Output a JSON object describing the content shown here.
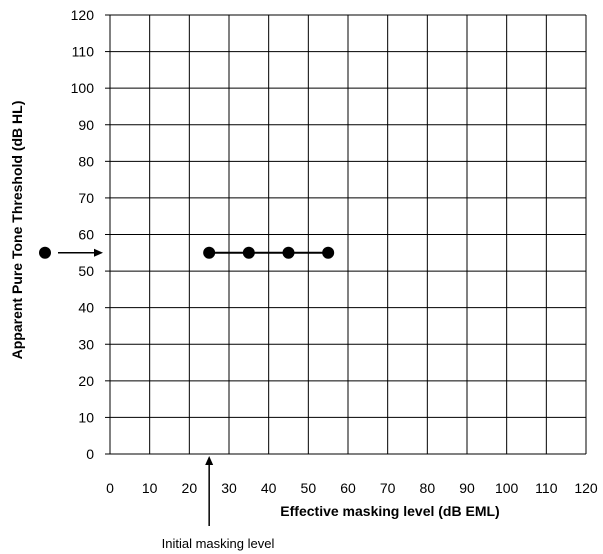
{
  "chart_data": {
    "type": "scatter",
    "xlabel": "Effective masking level (dB EML)",
    "ylabel": "Apparent Pure Tone Threshold (dB HL)",
    "xlim": [
      0,
      120
    ],
    "ylim": [
      0,
      120
    ],
    "xticks": [
      0,
      10,
      20,
      30,
      40,
      50,
      60,
      70,
      80,
      90,
      100,
      110,
      120
    ],
    "yticks": [
      0,
      10,
      20,
      30,
      40,
      50,
      60,
      70,
      80,
      90,
      100,
      110,
      120
    ],
    "grid": true,
    "series": [
      {
        "points": [
          {
            "x": 25,
            "y": 55
          },
          {
            "x": 35,
            "y": 55
          },
          {
            "x": 45,
            "y": 55
          },
          {
            "x": 55,
            "y": 55
          }
        ],
        "connected": true
      }
    ],
    "unmasked_threshold": {
      "y": 55
    },
    "initial_masking_marker": {
      "x": 25,
      "label": "Initial masking level"
    }
  },
  "colors": {
    "ink": "#000000",
    "grid": "#000000"
  }
}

=== EXERCISE GOAL ===
From the entries above, copy every line that holds the word "level".

=== COMPLETED EXERCISE ===
    "xlabel": "Effective masking level (dB EML)",
      "label": "Initial masking level"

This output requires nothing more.